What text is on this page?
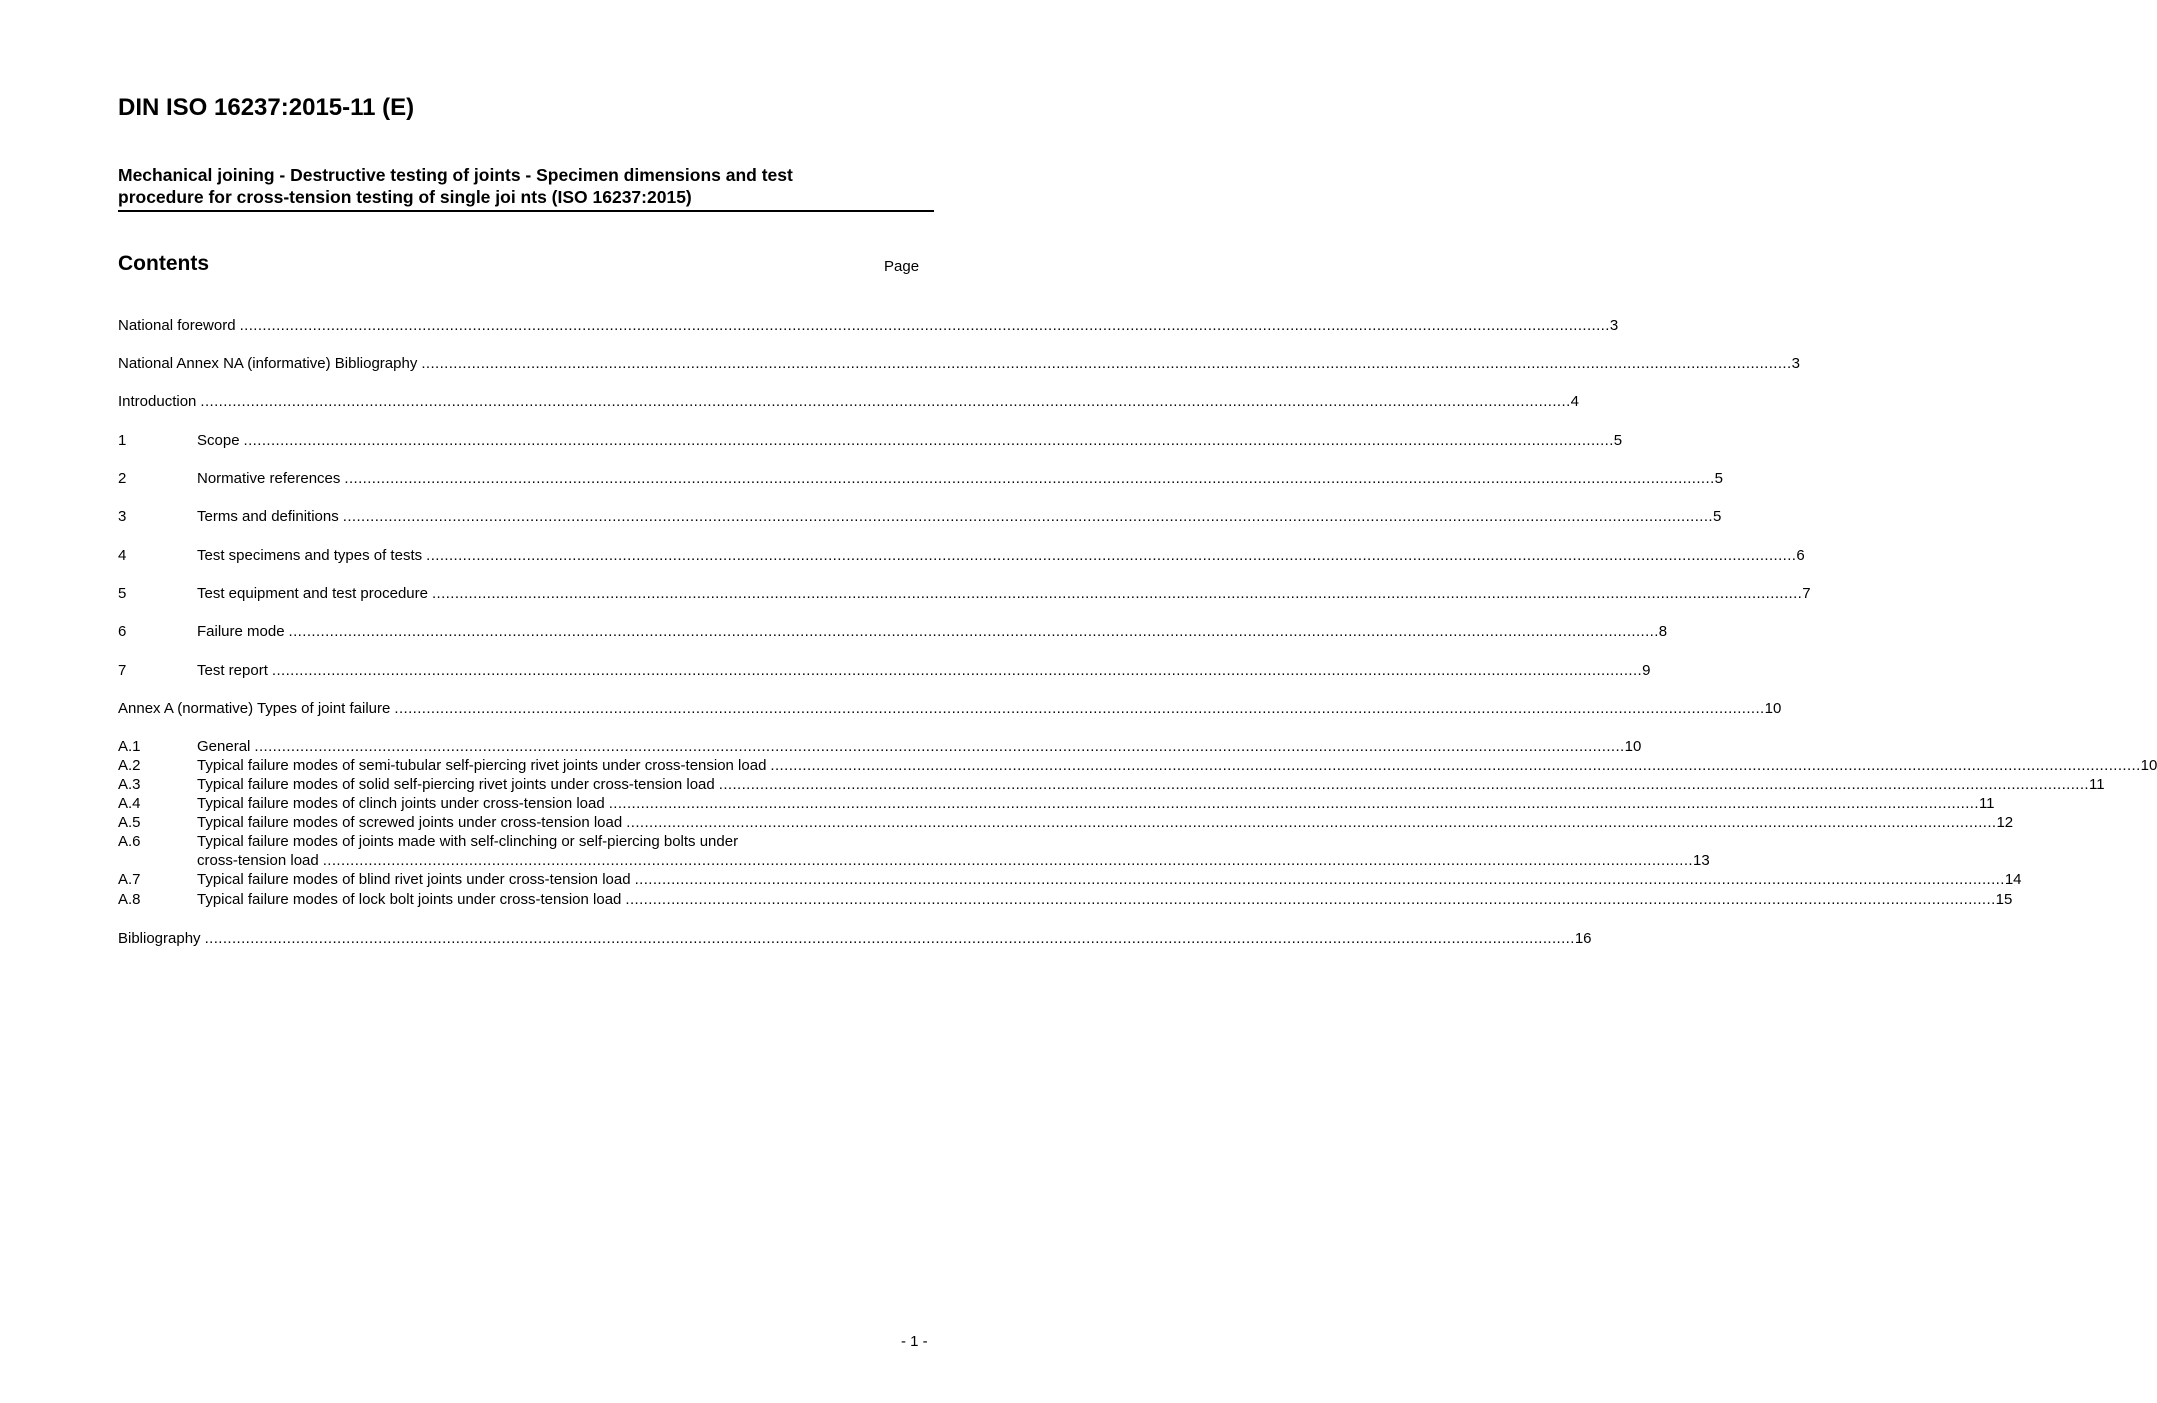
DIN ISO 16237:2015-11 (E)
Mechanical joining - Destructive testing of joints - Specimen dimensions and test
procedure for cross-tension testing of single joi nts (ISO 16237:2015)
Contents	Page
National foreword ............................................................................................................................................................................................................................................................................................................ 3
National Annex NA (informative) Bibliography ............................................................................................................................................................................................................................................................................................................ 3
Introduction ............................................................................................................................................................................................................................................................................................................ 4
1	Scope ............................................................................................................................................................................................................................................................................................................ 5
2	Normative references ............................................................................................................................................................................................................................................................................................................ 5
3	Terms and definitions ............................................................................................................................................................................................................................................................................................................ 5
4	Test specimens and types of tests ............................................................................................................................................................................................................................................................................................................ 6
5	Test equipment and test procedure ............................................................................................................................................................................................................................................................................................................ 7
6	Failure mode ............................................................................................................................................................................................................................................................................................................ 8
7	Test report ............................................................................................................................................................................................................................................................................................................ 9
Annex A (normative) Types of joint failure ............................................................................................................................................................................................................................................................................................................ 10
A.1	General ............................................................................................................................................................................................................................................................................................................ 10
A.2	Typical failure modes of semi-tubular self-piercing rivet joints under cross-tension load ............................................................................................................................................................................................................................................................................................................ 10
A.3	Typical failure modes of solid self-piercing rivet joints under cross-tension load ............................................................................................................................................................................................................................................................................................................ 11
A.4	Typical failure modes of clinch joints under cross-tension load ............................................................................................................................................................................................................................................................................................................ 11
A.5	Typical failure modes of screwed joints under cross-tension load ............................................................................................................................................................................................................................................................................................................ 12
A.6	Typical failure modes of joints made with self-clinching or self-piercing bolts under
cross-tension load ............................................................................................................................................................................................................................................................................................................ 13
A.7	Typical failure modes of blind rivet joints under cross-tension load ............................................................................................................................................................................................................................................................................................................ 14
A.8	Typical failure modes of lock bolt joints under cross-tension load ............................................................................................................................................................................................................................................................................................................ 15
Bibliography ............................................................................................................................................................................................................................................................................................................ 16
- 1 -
---
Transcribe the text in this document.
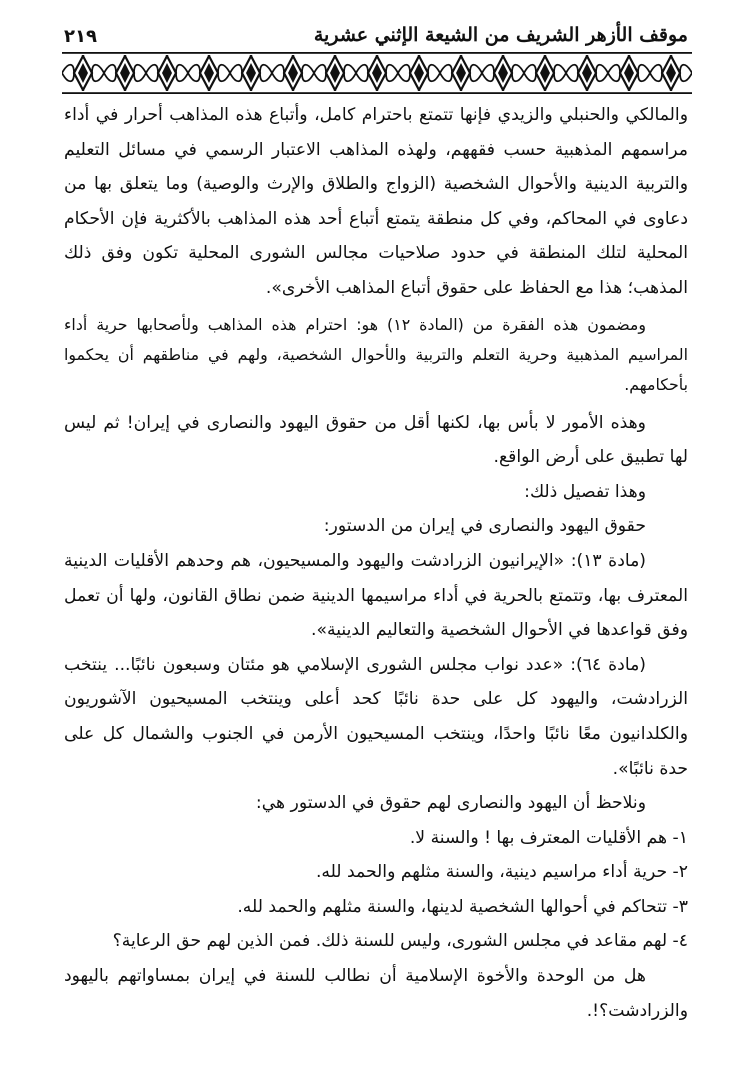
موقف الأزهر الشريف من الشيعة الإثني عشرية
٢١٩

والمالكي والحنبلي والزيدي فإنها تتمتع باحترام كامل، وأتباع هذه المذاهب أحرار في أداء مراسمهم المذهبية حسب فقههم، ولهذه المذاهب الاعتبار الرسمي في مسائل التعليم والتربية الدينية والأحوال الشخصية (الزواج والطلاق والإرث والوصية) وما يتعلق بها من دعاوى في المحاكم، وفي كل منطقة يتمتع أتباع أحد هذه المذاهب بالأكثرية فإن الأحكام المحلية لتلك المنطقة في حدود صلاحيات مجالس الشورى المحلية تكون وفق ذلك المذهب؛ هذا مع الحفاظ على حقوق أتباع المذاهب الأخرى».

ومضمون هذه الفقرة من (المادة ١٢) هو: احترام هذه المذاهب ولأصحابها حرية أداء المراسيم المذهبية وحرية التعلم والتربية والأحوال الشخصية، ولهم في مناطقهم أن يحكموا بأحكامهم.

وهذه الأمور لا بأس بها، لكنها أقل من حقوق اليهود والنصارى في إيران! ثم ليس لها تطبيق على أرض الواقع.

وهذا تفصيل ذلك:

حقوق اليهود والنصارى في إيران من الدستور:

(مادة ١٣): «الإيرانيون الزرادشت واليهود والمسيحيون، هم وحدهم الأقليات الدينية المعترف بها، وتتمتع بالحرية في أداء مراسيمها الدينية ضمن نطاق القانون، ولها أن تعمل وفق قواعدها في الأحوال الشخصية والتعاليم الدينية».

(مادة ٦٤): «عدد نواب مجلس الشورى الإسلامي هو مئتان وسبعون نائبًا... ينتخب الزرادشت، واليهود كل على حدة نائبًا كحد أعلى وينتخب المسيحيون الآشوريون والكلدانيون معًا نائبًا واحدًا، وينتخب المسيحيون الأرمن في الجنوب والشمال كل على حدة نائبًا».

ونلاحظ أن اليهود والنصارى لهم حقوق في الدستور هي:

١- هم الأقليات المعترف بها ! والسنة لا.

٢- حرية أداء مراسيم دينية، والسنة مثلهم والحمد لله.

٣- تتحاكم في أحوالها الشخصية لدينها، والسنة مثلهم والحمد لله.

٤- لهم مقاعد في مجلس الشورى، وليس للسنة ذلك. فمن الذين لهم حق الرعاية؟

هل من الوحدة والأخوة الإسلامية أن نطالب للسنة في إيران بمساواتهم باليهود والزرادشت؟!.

Objective:
Which lines of the data include "testing"? Copy each of them.

The answer:
Mechanical joining - Destructive testing of joints - Specimen dimensions and test
procedure for cross-tension testing of single joi nts (ISO 16237:2015)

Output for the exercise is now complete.